Exercise: List every line in this data where the string "content" occurs.

Listed entries:
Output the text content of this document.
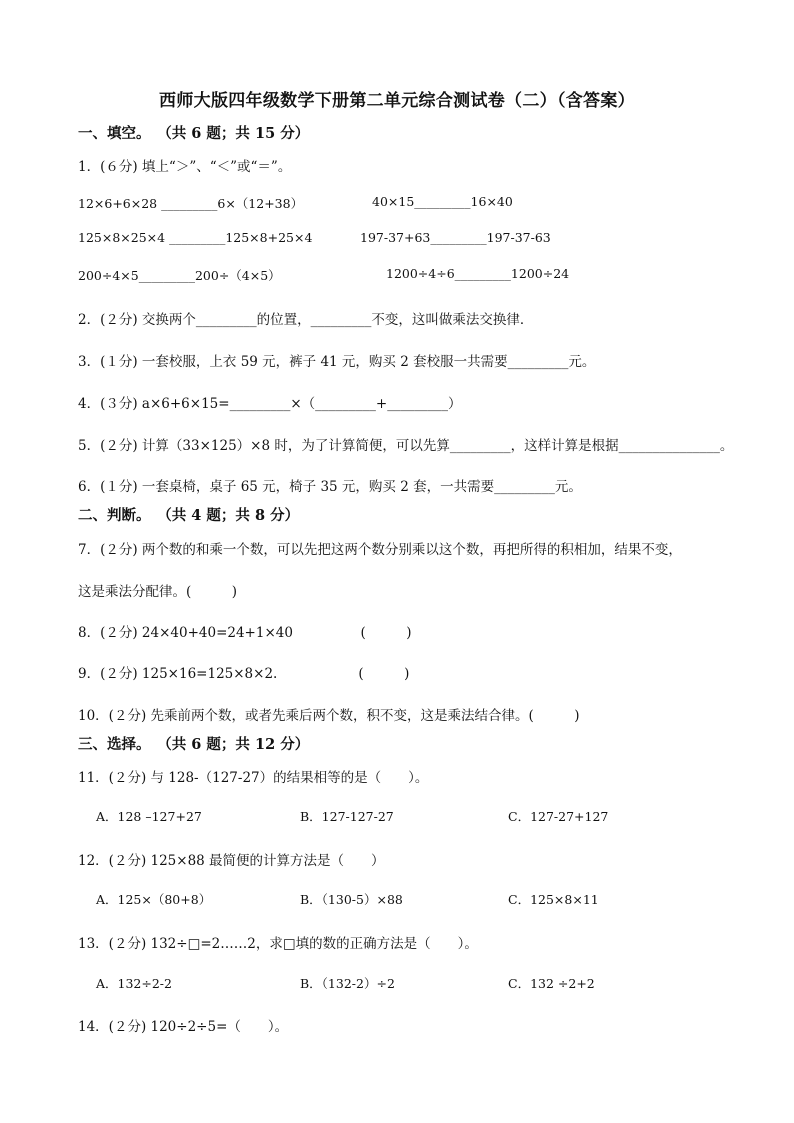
西师大版四年级数学下册第二单元综合测试卷（二）（含答案）
一、填空。 （共 6 题；共 15 分）
1．(６分) 填上“＞”、“＜”或“＝”。
12×6+6×28 _________6×（12+38）	40×15_________16×40
125×8×25×4 _________125×8+25×4	197-37+63_________197-37-63
200÷4×5_________200÷（4×5）	1200÷4÷6_________1200÷24
2．(２分) 交换两个_________的位置，_________不变，这叫做乘法交换律．
3．(１分) 一套校服，上衣 59 元，裤子 41 元，购买 2 套校服一共需要_________元。
4．(３分) a×6+6×15=_________×（_________+_________）
5．(２分) 计算（33×125）×8 时，为了计算简便，可以先算_________，这样计算是根据_______________。
6．(１分) 一套桌椅，桌子 65 元，椅子 35 元，购买 2 套，一共需要_________元。
二、判断。 （共 4 题；共 8 分）
7．(２分) 两个数的和乘一个数，可以先把这两个数分别乘以这个数，再把所得的积相加，结果不变，
这是乘法分配律。(　　　)
8．(２分) 24×40+40=24+1×40　　　　　(　　　)
9．(２分) 125×16=125×8×2.　　　　　　(　　　)
10．(２分) 先乘前两个数，或者先乘后两个数，积不变，这是乘法结合律。(　　　)
三、选择。 （共 6 题；共 12 分）
11．(２分) 与 128-（127-27）的结果相等的是（　　）。
A．128 –127+27	B．127-127-27	C．127-27+127
12．(２分) 125×88 最简便的计算方法是（　　）
A．125×（80+8）	B．（130-5）×88	C．125×8×11
13．(２分) 132÷□=2……2，求□填的数的正确方法是（　　）。
A．132÷2-2	B．（132-2）÷2	C．132 ÷2+2
14．(２分) 120÷2÷5=（　　）。
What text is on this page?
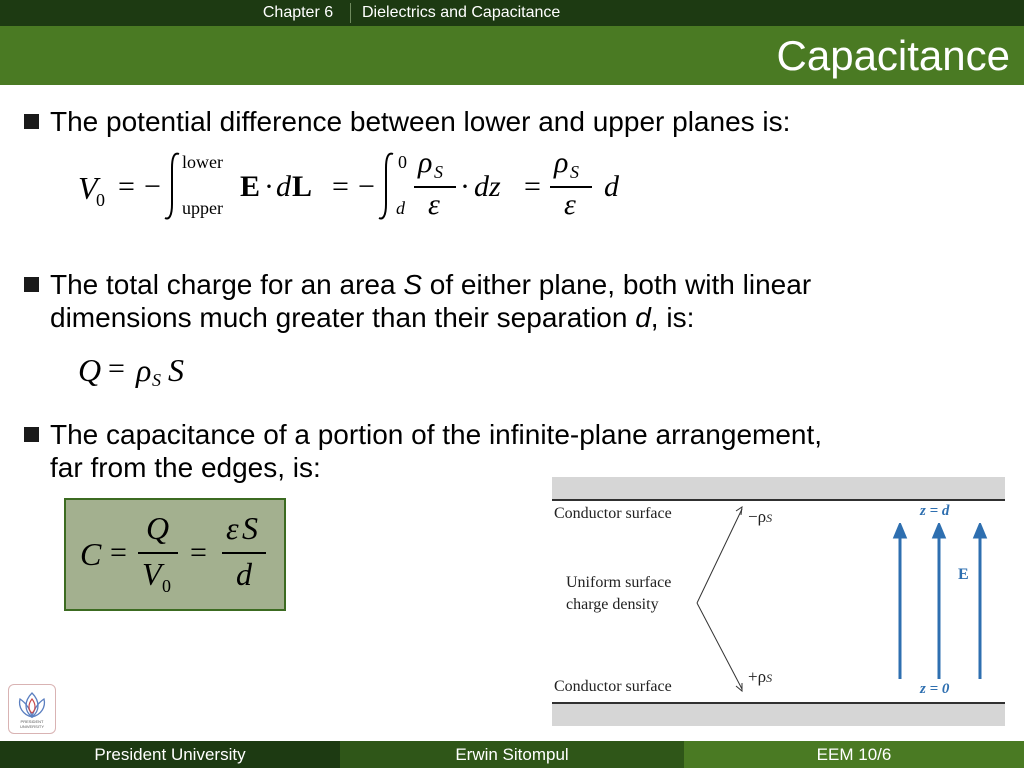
Chapter 6	Dielectrics and Capacitance
Capacitance
The potential difference between lower and upper planes is:
V
0 = −
lower
upper
E · d L = −
0
d
ρ S
ε
· dz =
ρ S
ε
d
The total charge for an area S of either plane, both with linear
dimensions much greater than their separation d, is:
Q = ρ S S
The capacitance of a portion of the infinite-plane arrangement,
far from the edges, is:
C =
Q
V 0
=
ε S
d
Conductor surface
Conductor surface
Uniform surface
charge density
−ρS
+ρS
z = d
z = 0
E
PRESIDENT UNIVERSITY
President University	Erwin Sitompul	EEM 10/6
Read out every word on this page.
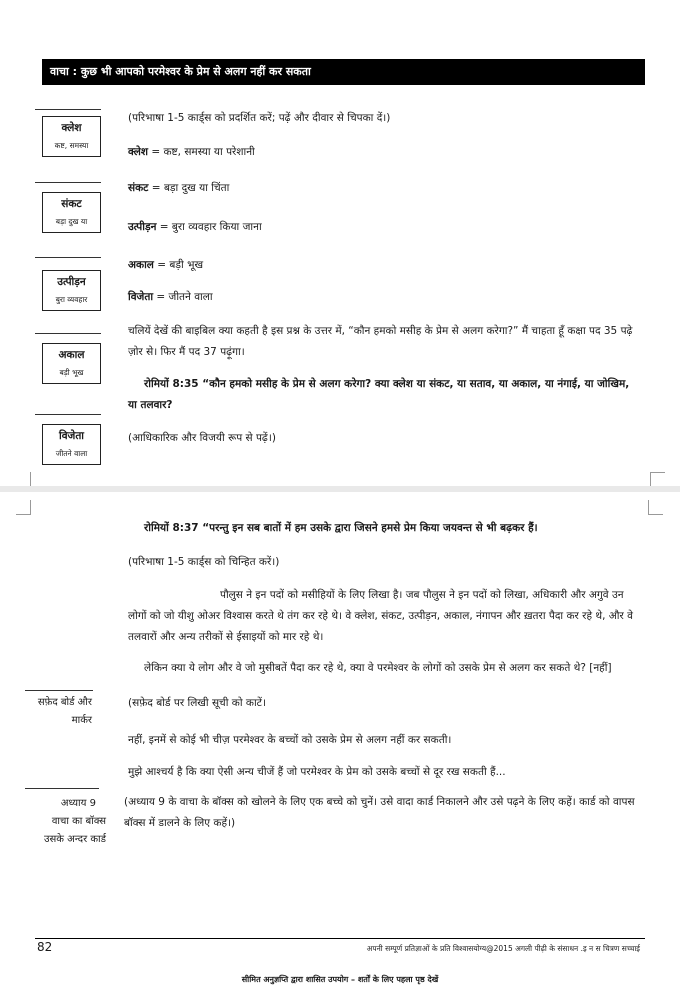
वाचा : कुछ भी आपको परमेश्वर के प्रेम से अलग नहीं कर सकता
क्लेश
कष्ट, समस्या
संकट
बड़ा दुख या
उत्पीड़न
बुरा व्यवहार
अकाल
बड़ी भूख
विजेता
जीतने वाला
(परिभाषा 1-5 कार्ड्स को प्रदर्शित करें; पढ़ें और दीवार से चिपका दें।)
क्लेश = कष्ट, समस्या या परेशानी
संकट = बड़ा दुख या चिंता
उत्पीड़न = बुरा व्यवहार किया जाना
अकाल = बड़ी भूख
विजेता = जीतने वाला
चलियें देखें की बाइबिल क्या कहती है इस प्रश्न के उत्तर में, “कौन हमको मसीह के प्रेम से अलग करेगा?” मैं चाहता हूँ कक्षा पद 35 पढ़े ज़ोर से। फिर मैं पद 37 पढ़ूंगा।
रोमियों 8:35 “कौन हमको मसीह के प्रेम से अलग करेगा? क्या क्लेश या संकट, या सताव, या अकाल, या नंगाई, या जोखिम, या तलवार?
(आधिकारिक और विजयी रूप से पढ़ें।)
रोमियों 8:37 “परन्तु इन सब बातों में हम उसके द्वारा जिसने हमसे प्रेम किया जयवन्त से भी बढ़कर हैं।
(परिभाषा 1-5 कार्ड्स को चिन्हित करें।)
पौलुस ने इन पदों को मसीहियों के लिए लिखा है। जब पौलुस ने इन पदों को लिखा, अधिकारी और अगुवे उन लोगों को जो यीशु ओअर विश्वास करते थे तंग कर रहे थे। वे क्लेश, संकट, उत्पीड़न, अकाल, नंगापन और ख़तरा पैदा कर रहे थे, और वे तलवारों और अन्य तरीकों से ईसाइयों को मार रहे थे।
लेकिन क्या ये लोग और वे जो मुसीबतें पैदा कर रहे थे, क्या वे परमेश्वर के लोगों को उसके प्रेम से अलग कर सकते थे? [नहीं]
सफ़ेद बोर्ड और
मार्कर
(सफ़ेद बोर्ड पर लिखी सूची को काटें।
नहीं, इनमें से कोई भी चीज़ परमेश्वर के बच्चों को उसके प्रेम से अलग नहीं कर सकती।
मुझे आश्चर्य है कि क्या ऐसी अन्य चीजें हैं जो परमेश्वर के प्रेम को उसके बच्चों से दूर रख सकती हैं...
अध्याय 9
वाचा का बॉक्स
उसके अन्दर कार्ड
(अध्याय 9 के वाचा के बॉक्स को खोलने के लिए एक बच्चे को चुनें। उसे वादा कार्ड निकालने और उसे पढ़ने के लिए कहें। कार्ड को वापस बॉक्स में डालने के लिए कहें।)
82	अपनी सम्पूर्ण प्रतिज्ञाओं के प्रति विश्वासयोग्य@2015 अगली पीढ़ी के संसाधन .इ न स चित्रण सच्चाई
सीमित अनुज्ञप्ति द्वारा शासित उपयोग – शर्तों के लिए पहला पृष्ठ देखें
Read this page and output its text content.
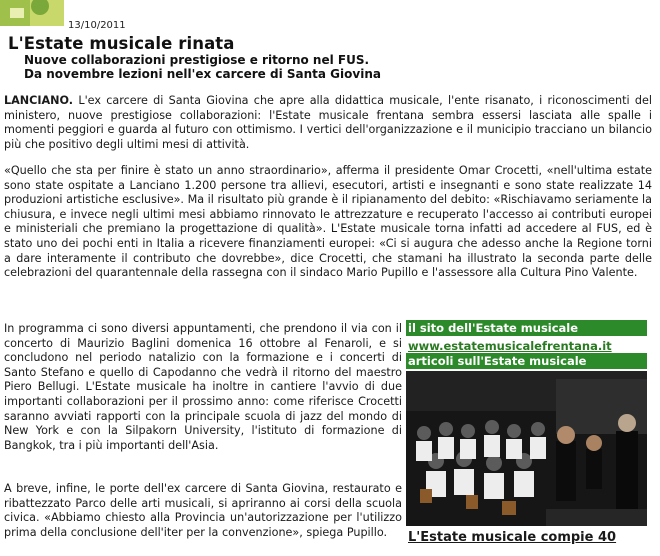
13/10/2011
L'Estate musicale rinata
Nuove collaborazioni prestigiose e ritorno nel FUS.
Da novembre lezioni nell'ex carcere di Santa Giovina

LANCIANO. L'ex carcere di Santa Giovina che apre alla didattica musicale, l'ente risanato, i riconoscimenti del ministero, nuove prestigiose collaborazioni: l'Estate musicale frentana sembra essersi lasciata alle spalle i momenti peggiori e guarda al futuro con ottimismo. I vertici dell'organizzazione e il municipio tracciano un bilancio più che positivo degli ultimi mesi di attività.

«Quello che sta per finire è stato un anno straordinario», afferma il presidente Omar Crocetti, «nell'ultima estate sono state ospitate a Lanciano 1.200 persone tra allievi, esecutori, artisti e insegnanti e sono state realizzate 14 produzioni artistiche esclusive». Ma il risultato più grande è il ripianamento del debito: «Rischiavamo seriamente la chiusura, e invece negli ultimi mesi abbiamo rinnovato le attrezzature e recuperato l'accesso ai contributi europei e ministeriali che premiano la progettazione di qualità». L'Estate musicale torna infatti ad accedere al FUS, ed è stato uno dei pochi enti in Italia a ricevere finanziamenti europei: «Ci si augura che adesso anche la Regione torni a dare interamente il contributo che dovrebbe», dice Crocetti, che stamani ha illustrato la seconda parte delle celebrazioni del quarantennale della rassegna con il sindaco Mario Pupillo e l'assessore alla Cultura Pino Valente.

In programma ci sono diversi appuntamenti, che prendono il via con il concerto di Maurizio Baglini domenica 16 ottobre al Fenaroli, e si concludono nel periodo natalizio con la formazione e i concerti di Santo Stefano e quello di Capodanno che vedrà il ritorno del maestro Piero Bellugi. L'Estate musicale ha inoltre in cantiere l'avvio di due importanti collaborazioni per il prossimo anno: come riferisce Crocetti saranno avviati rapporti con la principale scuola di jazz del mondo di New York e con la Silpakorn University, l'istituto di formazione di Bangkok, tra i più importanti dell'Asia.

A breve, infine, le porte dell'ex carcere di Santa Giovina, restaurato e ribattezzato Parco delle arti musicali, si apriranno ai corsi della scuola civica. «Abbiamo chiesto alla Provincia un'autorizzazione per l'utilizzo prima della conclusione dell'iter per la convenzione», spiega Pupillo.

il sito dell'Estate musicale
www.estatemusicalefrentana.it
articoli sull'Estate musicale
L'Estate musicale compie 40
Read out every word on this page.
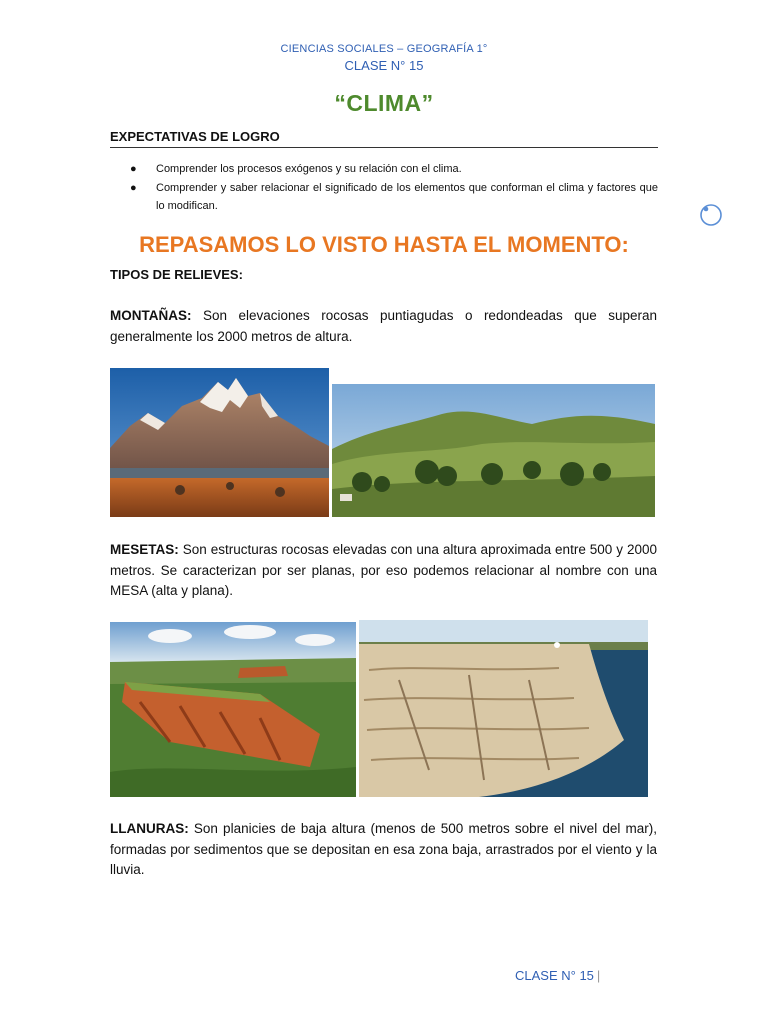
CIENCIAS SOCIALES – GEOGRAFÍA 1°
CLASE N° 15
“CLIMA”
EXPECTATIVAS DE LOGRO
● Comprender los procesos exógenos y su relación con el clima.
● Comprender y saber relacionar el significado de los elementos que conforman el clima y factores que lo modifican.
REPASAMOS LO VISTO HASTA EL MOMENTO:
TIPOS DE RELIEVES:

MONTAÑAS: Son elevaciones rocosas puntiagudas o redondeadas que superan generalmente los 2000 metros de altura.

MESETAS: Son estructuras rocosas elevadas con una altura aproximada entre 500 y 2000 metros. Se caracterizan por ser planas, por eso podemos relacionar al nombre con una MESA (alta y plana).

LLANURAS: Son planicies de baja altura (menos de 500 metros sobre el nivel del mar), formadas por sedimentos que se depositan en esa zona baja, arrastrados por el viento y la lluvia.

CLASE N° 15 |
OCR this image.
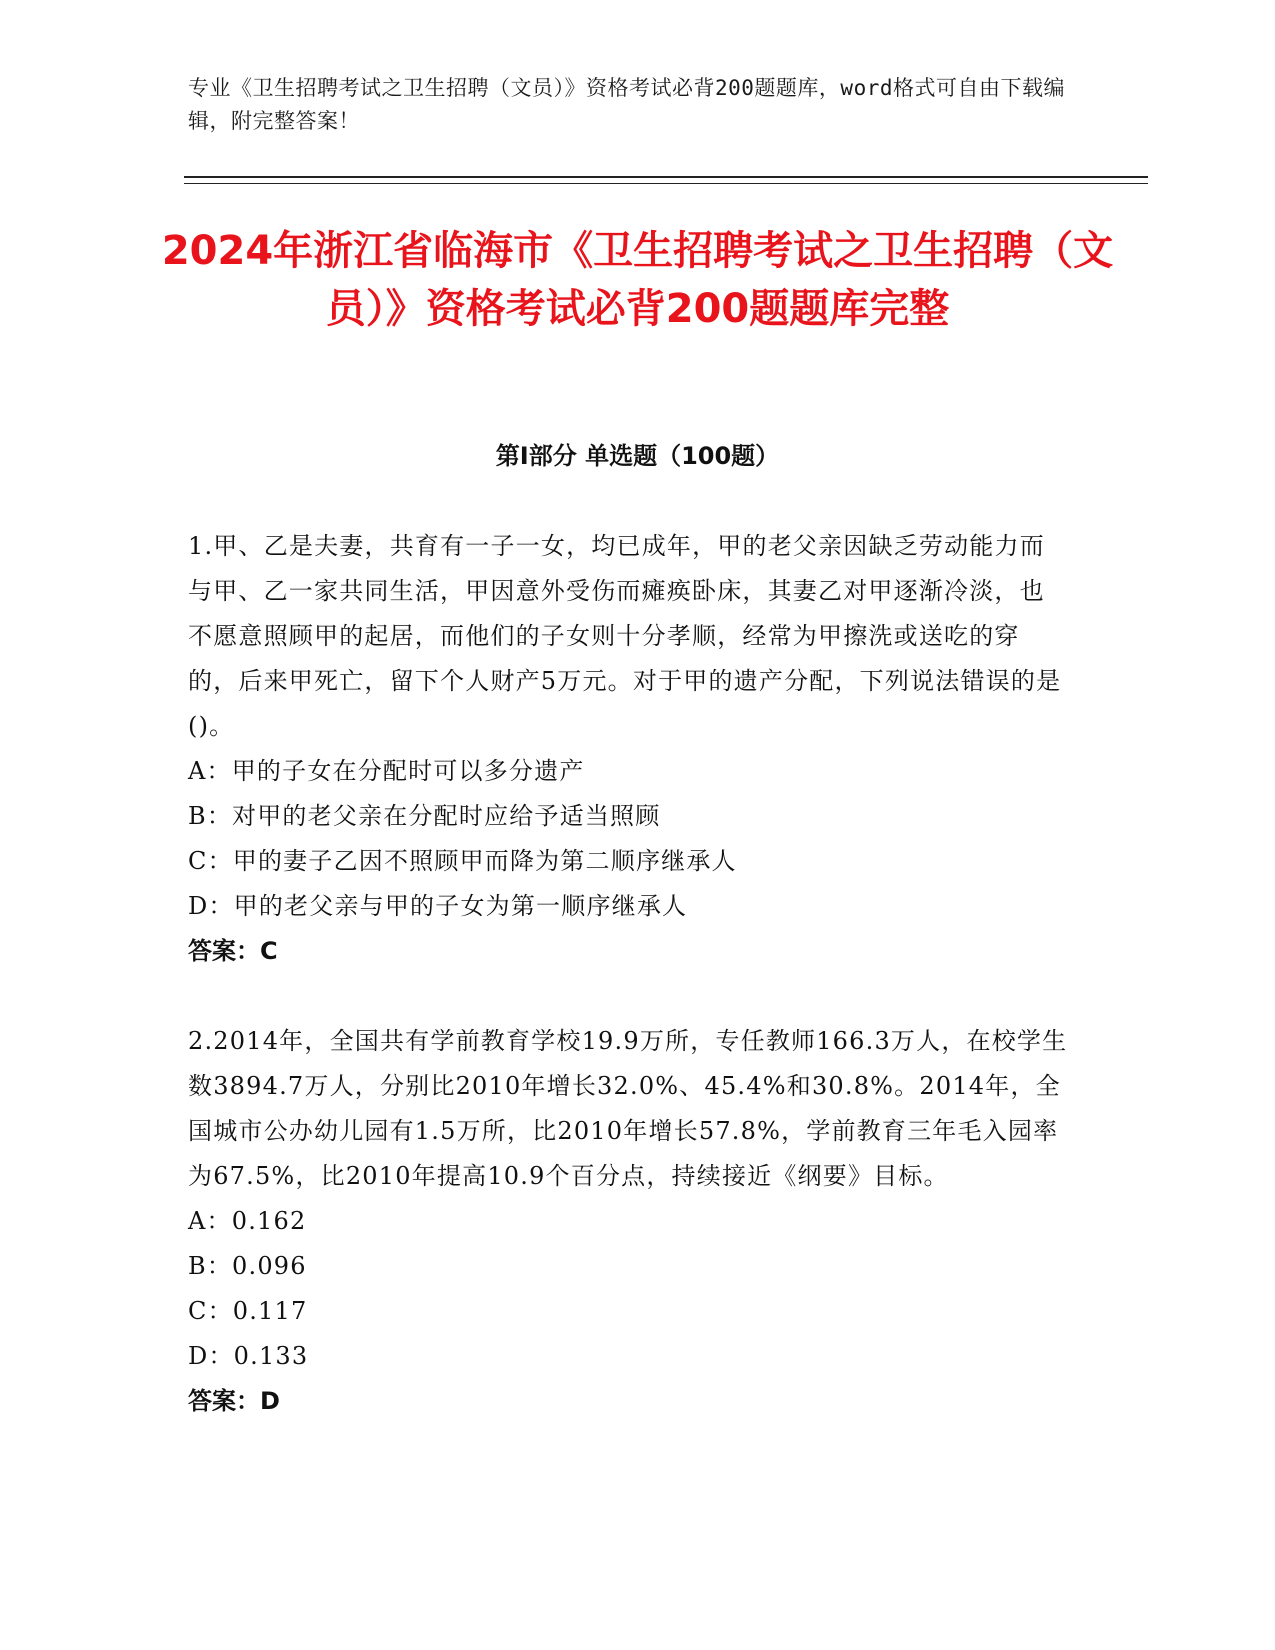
专业《卫生招聘考试之卫生招聘（文员）》资格考试必背200题题库，word格式可自由下载编辑，附完整答案！
2024年浙江省临海市《卫生招聘考试之卫生招聘（文员）》资格考试必背200题题库完整
第I部分 单选题（100题）

1.甲、乙是夫妻，共育有一子一女，均已成年，甲的老父亲因缺乏劳动能力而与甲、乙一家共同生活，甲因意外受伤而瘫痪卧床，其妻乙对甲逐渐冷淡，也不愿意照顾甲的起居，而他们的子女则十分孝顺，经常为甲擦洗或送吃的穿的，后来甲死亡，留下个人财产5万元。对于甲的遗产分配，下列说法错误的是()。

A：甲的子女在分配时可以多分遗产

B：对甲的老父亲在分配时应给予适当照顾

C：甲的妻子乙因不照顾甲而降为第二顺序继承人

D：甲的老父亲与甲的子女为第一顺序继承人

答案：C

2.2014年，全国共有学前教育学校19.9万所，专任教师166.3万人，在校学生数3894.7万人，分别比2010年增长32.0%、45.4%和30.8%。2014年，全国城市公办幼儿园有1.5万所，比2010年增长57.8%，学前教育三年毛入园率为67.5%，比2010年提高10.9个百分点，持续接近《纲要》目标。

A：0.162

B：0.096

C：0.117

D：0.133

答案：D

Written response:
Output the text content of this document.
Read this page and output its text content.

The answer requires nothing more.